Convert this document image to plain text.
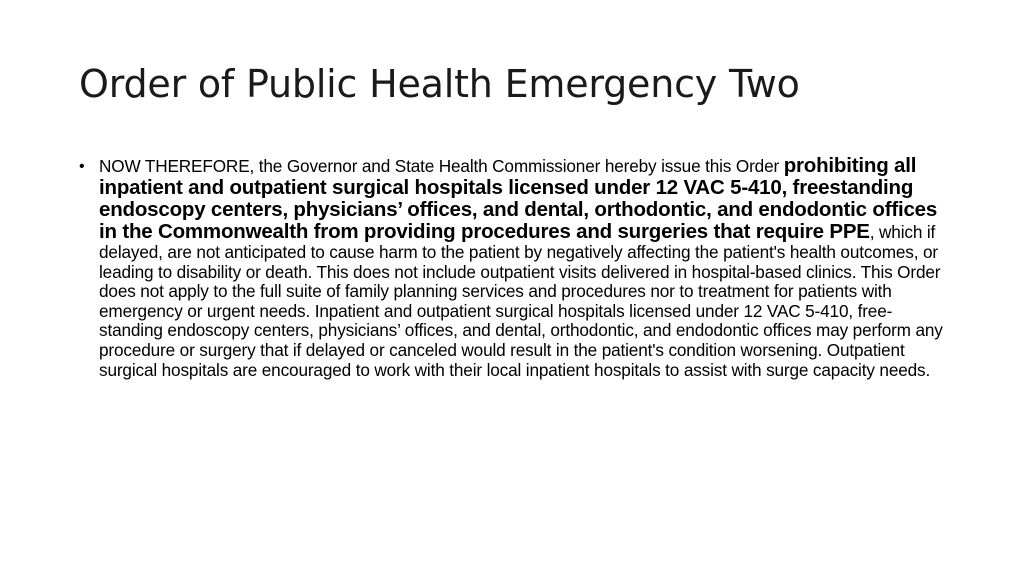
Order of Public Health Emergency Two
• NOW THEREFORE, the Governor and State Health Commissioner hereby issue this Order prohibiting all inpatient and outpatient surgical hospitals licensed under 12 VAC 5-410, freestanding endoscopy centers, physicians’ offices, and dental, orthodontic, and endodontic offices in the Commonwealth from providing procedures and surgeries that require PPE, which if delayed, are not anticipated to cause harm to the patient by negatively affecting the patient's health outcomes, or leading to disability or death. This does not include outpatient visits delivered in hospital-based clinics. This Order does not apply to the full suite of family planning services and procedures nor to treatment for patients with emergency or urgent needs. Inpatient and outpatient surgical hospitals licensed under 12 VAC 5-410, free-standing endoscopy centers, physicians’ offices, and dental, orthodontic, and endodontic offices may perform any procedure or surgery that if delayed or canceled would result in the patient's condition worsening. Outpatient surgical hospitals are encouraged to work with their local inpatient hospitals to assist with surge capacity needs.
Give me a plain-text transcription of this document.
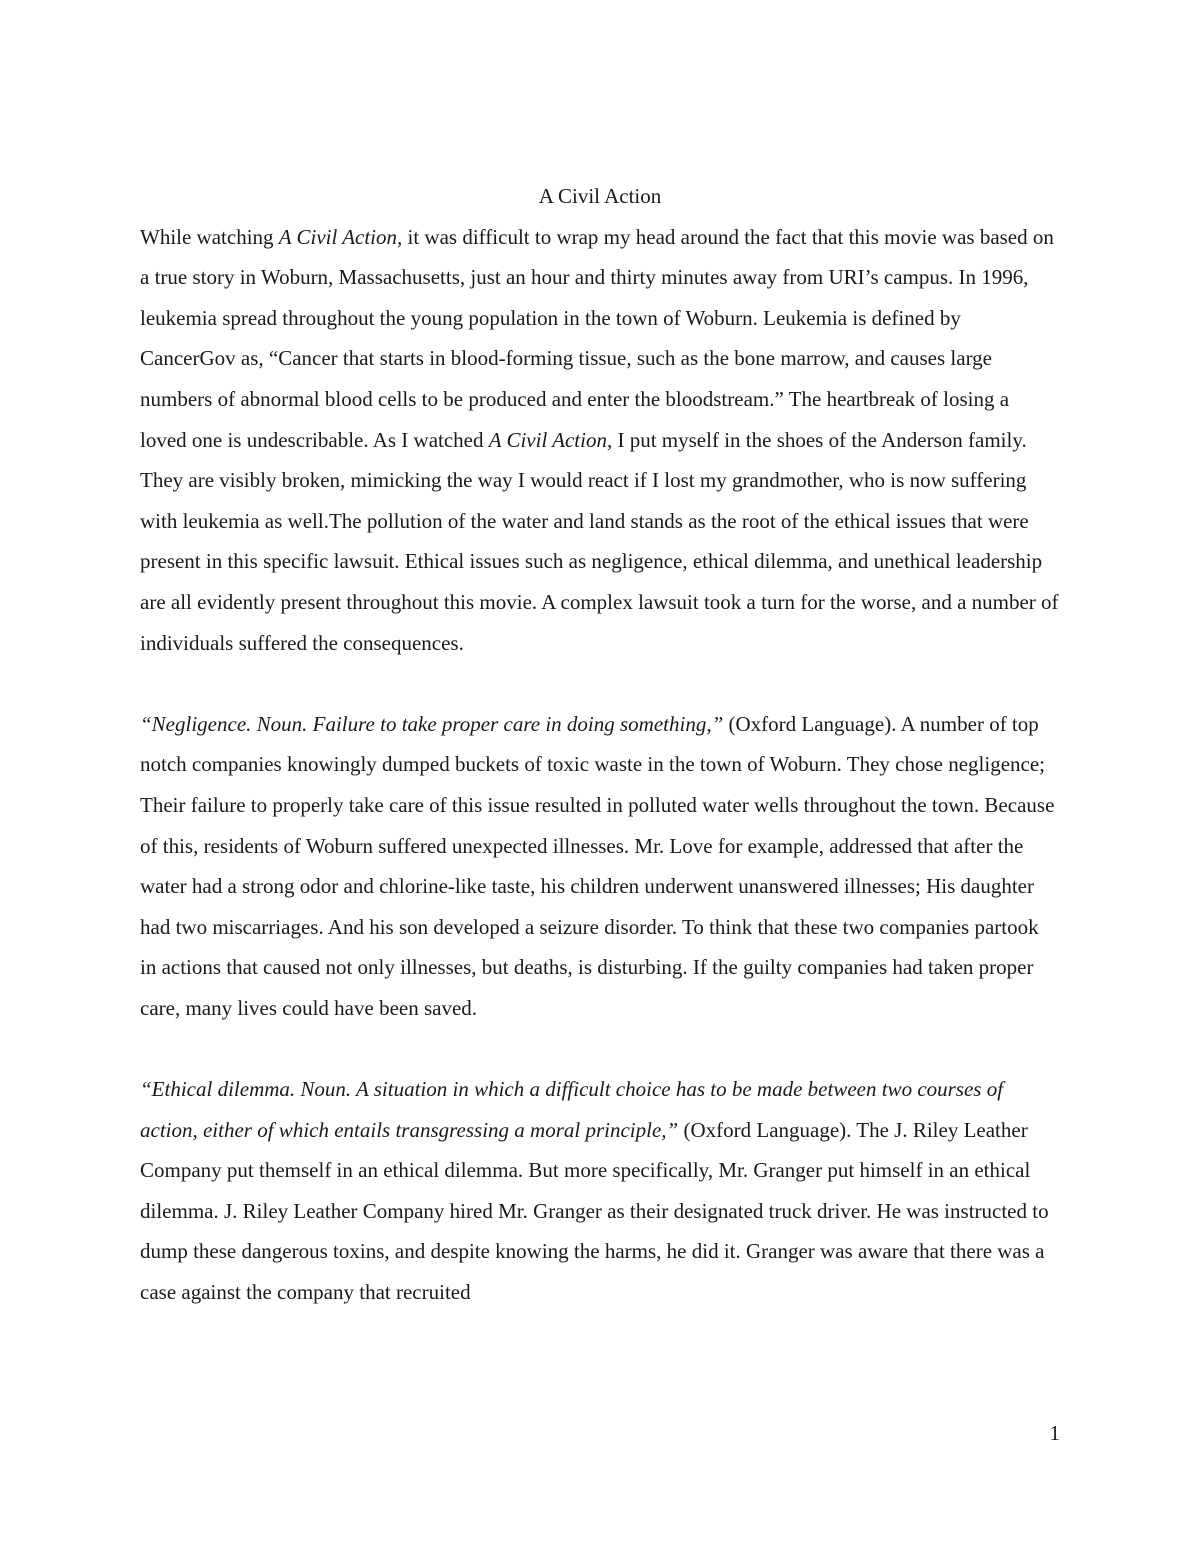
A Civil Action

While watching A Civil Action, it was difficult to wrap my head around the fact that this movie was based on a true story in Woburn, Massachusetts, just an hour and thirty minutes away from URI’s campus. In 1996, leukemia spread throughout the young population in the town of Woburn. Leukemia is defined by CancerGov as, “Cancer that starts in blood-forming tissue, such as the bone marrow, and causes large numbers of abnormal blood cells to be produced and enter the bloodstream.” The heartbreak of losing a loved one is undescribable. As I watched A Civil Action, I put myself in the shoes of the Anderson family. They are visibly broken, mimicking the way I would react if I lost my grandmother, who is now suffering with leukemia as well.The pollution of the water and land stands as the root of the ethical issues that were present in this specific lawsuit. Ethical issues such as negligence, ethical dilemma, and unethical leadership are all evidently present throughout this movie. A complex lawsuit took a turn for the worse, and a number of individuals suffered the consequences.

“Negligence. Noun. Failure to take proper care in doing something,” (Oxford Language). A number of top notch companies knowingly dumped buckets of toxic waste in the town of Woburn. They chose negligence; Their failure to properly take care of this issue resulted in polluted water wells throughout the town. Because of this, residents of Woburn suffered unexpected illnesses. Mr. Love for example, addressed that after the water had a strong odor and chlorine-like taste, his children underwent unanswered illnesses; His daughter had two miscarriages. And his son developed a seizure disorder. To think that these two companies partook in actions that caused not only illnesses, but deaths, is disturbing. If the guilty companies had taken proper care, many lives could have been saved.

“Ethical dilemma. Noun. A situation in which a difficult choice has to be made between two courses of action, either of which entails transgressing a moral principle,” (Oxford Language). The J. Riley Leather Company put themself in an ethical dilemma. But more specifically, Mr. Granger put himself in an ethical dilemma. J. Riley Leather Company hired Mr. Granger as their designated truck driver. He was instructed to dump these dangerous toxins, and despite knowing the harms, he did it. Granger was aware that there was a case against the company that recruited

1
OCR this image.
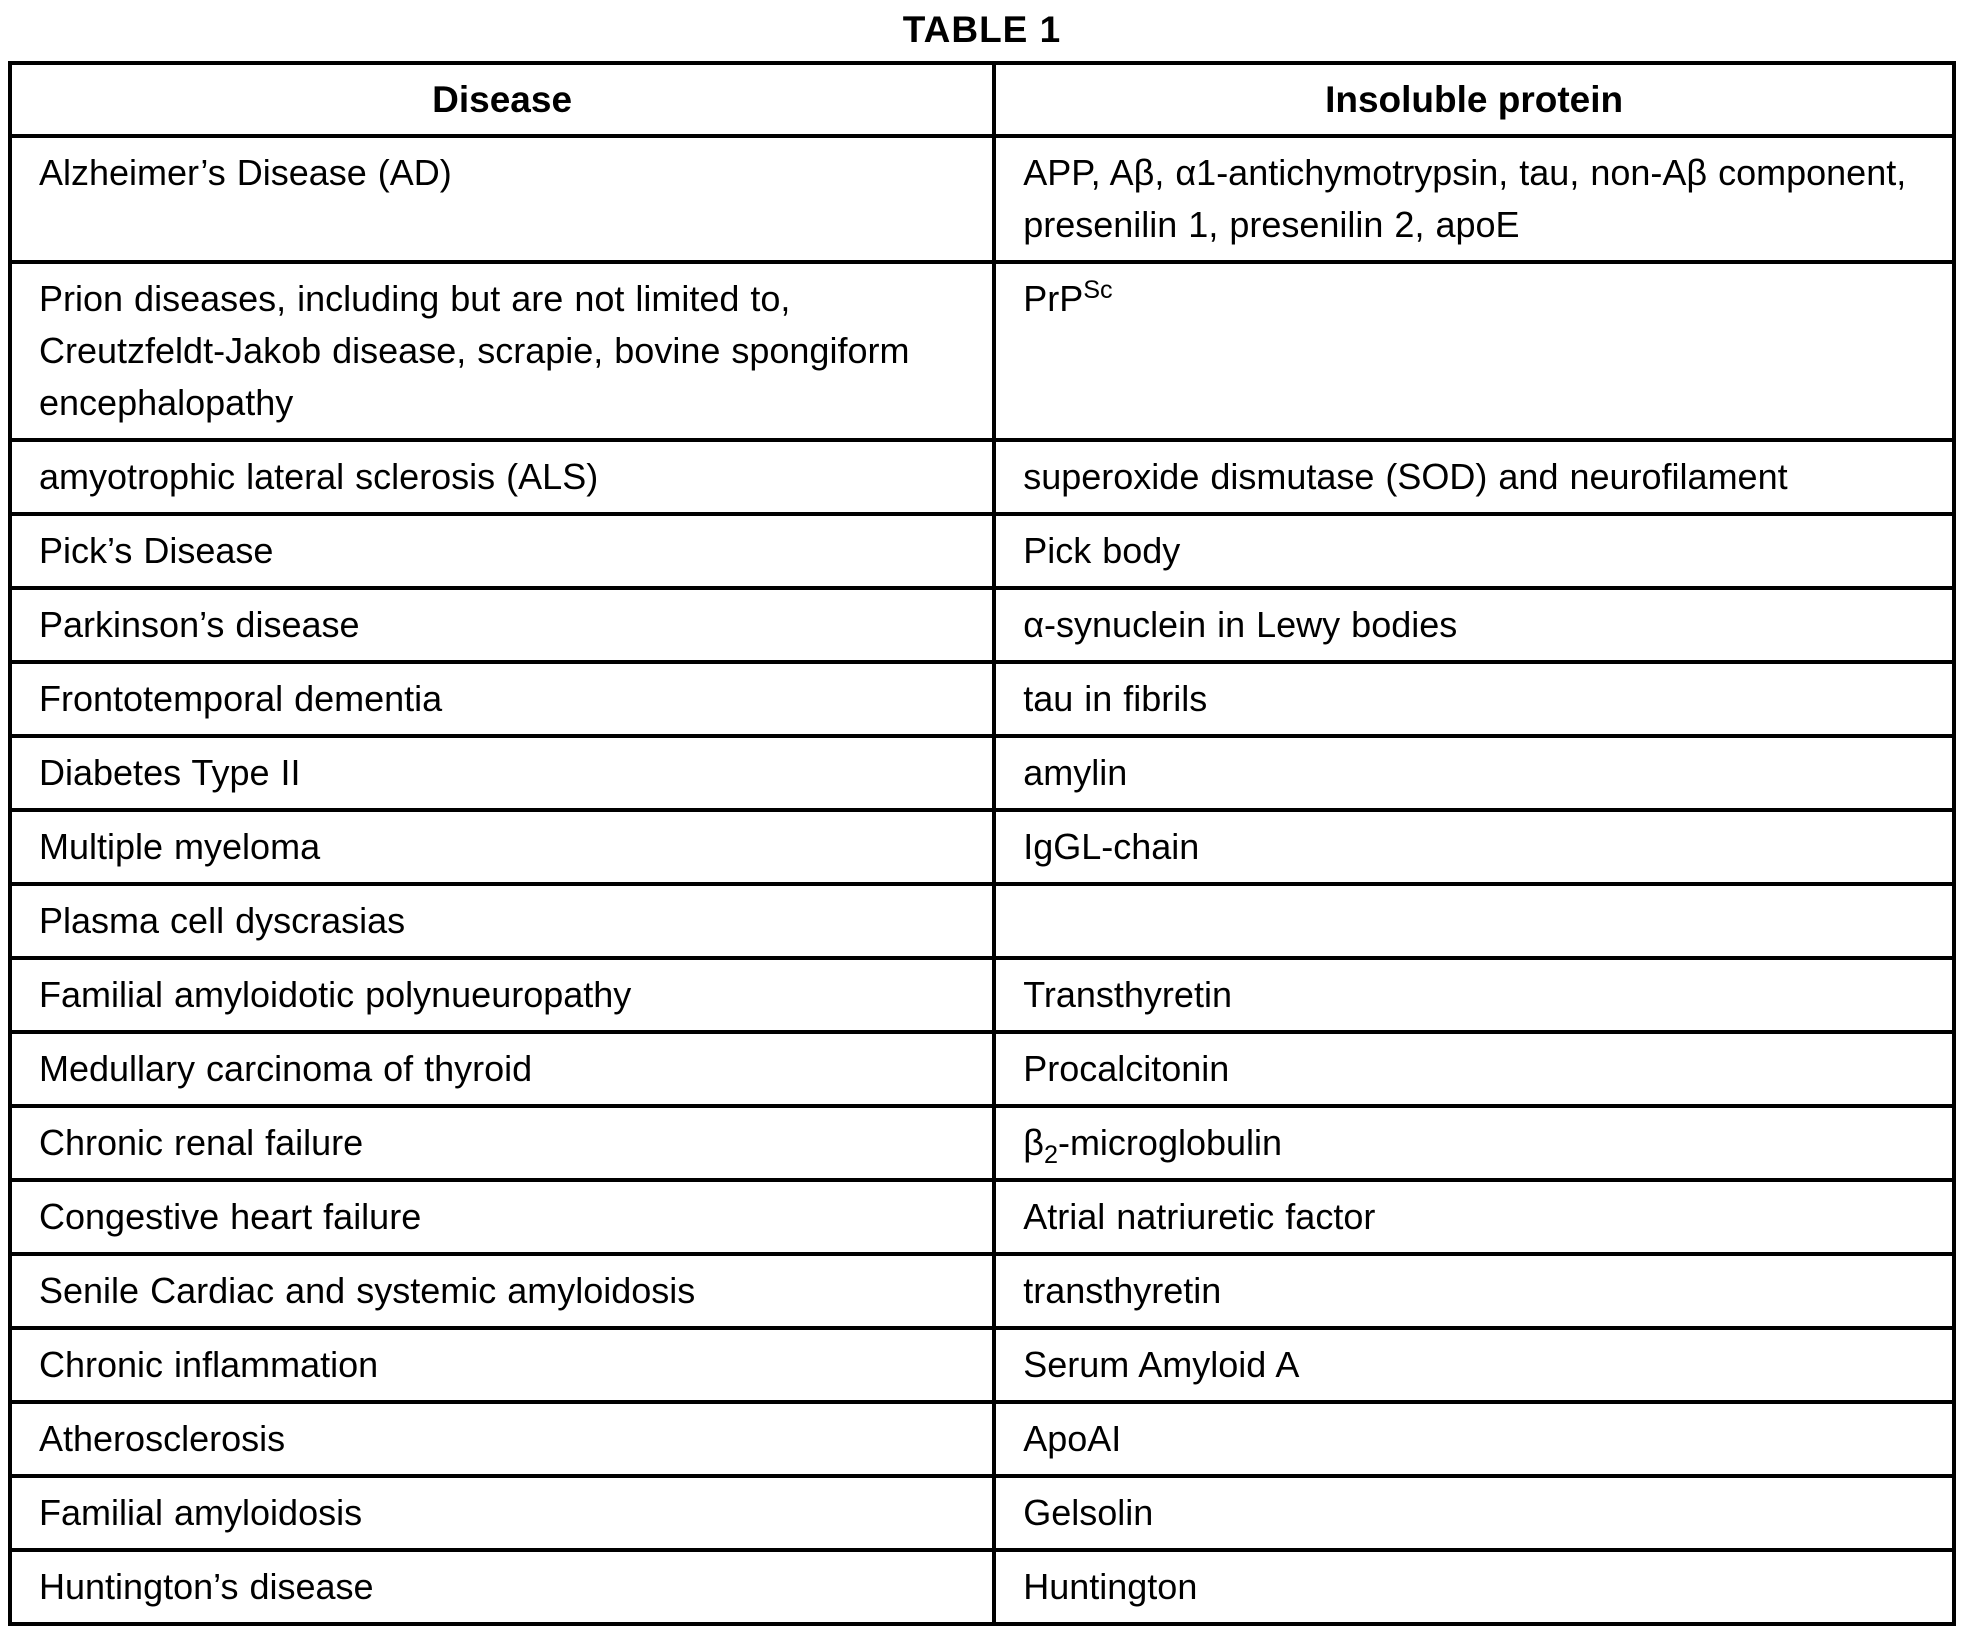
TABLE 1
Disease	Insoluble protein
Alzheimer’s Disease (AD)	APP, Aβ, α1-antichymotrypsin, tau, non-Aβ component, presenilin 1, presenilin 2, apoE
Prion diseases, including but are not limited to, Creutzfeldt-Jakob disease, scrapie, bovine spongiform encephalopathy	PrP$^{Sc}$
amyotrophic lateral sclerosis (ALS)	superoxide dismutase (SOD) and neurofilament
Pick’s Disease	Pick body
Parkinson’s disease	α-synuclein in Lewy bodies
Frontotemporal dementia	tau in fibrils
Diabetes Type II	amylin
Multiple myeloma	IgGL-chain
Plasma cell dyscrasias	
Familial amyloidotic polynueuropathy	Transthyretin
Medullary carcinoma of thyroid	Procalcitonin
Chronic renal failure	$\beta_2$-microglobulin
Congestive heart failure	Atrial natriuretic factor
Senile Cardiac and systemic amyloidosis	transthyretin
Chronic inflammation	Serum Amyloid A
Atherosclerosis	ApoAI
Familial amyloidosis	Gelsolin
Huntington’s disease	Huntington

▶ Assignment
Return the data word for word without its pictures.

▶ Result of the exercise
Convert this document image to plain text.
Order of Public Health Emergency Two
• NOW THEREFORE, the Governor and State Health Commissioner hereby issue this Order prohibiting all inpatient and outpatient surgical hospitals licensed under 12 VAC 5-410, freestanding endoscopy centers, physicians’ offices, and dental, orthodontic, and endodontic offices in the Commonwealth from providing procedures and surgeries that require PPE, which if delayed, are not anticipated to cause harm to the patient by negatively affecting the patient's health outcomes, or leading to disability or death. This does not include outpatient visits delivered in hospital-based clinics. This Order does not apply to the full suite of family planning services and procedures nor to treatment for patients with emergency or urgent needs. Inpatient and outpatient surgical hospitals licensed under 12 VAC 5-410, free-standing endoscopy centers, physicians’ offices, and dental, orthodontic, and endodontic offices may perform any procedure or surgery that if delayed or canceled would result in the patient's condition worsening. Outpatient surgical hospitals are encouraged to work with their local inpatient hospitals to assist with surge capacity needs.
Give me a plain-text transcription of this document.
A Civil Action

While watching A Civil Action, it was difficult to wrap my head around the fact that this movie was based on a true story in Woburn, Massachusetts, just an hour and thirty minutes away from URI’s campus. In 1996, leukemia spread throughout the young population in the town of Woburn. Leukemia is defined by CancerGov as, “Cancer that starts in blood-forming tissue, such as the bone marrow, and causes large numbers of abnormal blood cells to be produced and enter the bloodstream.” The heartbreak of losing a loved one is undescribable. As I watched A Civil Action, I put myself in the shoes of the Anderson family. They are visibly broken, mimicking the way I would react if I lost my grandmother, who is now suffering with leukemia as well.The pollution of the water and land stands as the root of the ethical issues that were present in this specific lawsuit. Ethical issues such as negligence, ethical dilemma, and unethical leadership are all evidently present throughout this movie. A complex lawsuit took a turn for the worse, and a number of individuals suffered the consequences.

“Negligence. Noun. Failure to take proper care in doing something,” (Oxford Language). A number of top notch companies knowingly dumped buckets of toxic waste in the town of Woburn. They chose negligence; Their failure to properly take care of this issue resulted in polluted water wells throughout the town. Because of this, residents of Woburn suffered unexpected illnesses. Mr. Love for example, addressed that after the water had a strong odor and chlorine-like taste, his children underwent unanswered illnesses; His daughter had two miscarriages. And his son developed a seizure disorder. To think that these two companies partook in actions that caused not only illnesses, but deaths, is disturbing. If the guilty companies had taken proper care, many lives could have been saved.

“Ethical dilemma. Noun. A situation in which a difficult choice has to be made between two courses of action, either of which entails transgressing a moral principle,” (Oxford Language). The J. Riley Leather Company put themself in an ethical dilemma. But more specifically, Mr. Granger put himself in an ethical dilemma. J. Riley Leather Company hired Mr. Granger as their designated truck driver. He was instructed to dump these dangerous toxins, and despite knowing the harms, he did it. Granger was aware that there was a case against the company that recruited

1
OCR this image.
TABLE 1
Disease	Insoluble protein
Alzheimer’s Disease (AD)	APP, Aβ, α1-antichymotrypsin, tau, non-Aβ component, presenilin 1, presenilin 2, apoE
Prion diseases, including but are not limited to, Creutzfeldt-Jakob disease, scrapie, bovine spongiform encephalopathy	PrP$^{Sc}$
amyotrophic lateral sclerosis (ALS)	superoxide dismutase (SOD) and neurofilament
Pick’s Disease	Pick body
Parkinson’s disease	α-synuclein in Lewy bodies
Frontotemporal dementia	tau in fibrils
Diabetes Type II	amylin
Multiple myeloma	IgGL-chain
Plasma cell dyscrasias	
Familial amyloidotic polynueuropathy	Transthyretin
Medullary carcinoma of thyroid	Procalcitonin
Chronic renal failure	$\beta_2$-microglobulin
Congestive heart failure	Atrial natriuretic factor
Senile Cardiac and systemic amyloidosis	transthyretin
Chronic inflammation	Serum Amyloid A
Atherosclerosis	ApoAI
Familial amyloidosis	Gelsolin
Huntington’s disease	Huntington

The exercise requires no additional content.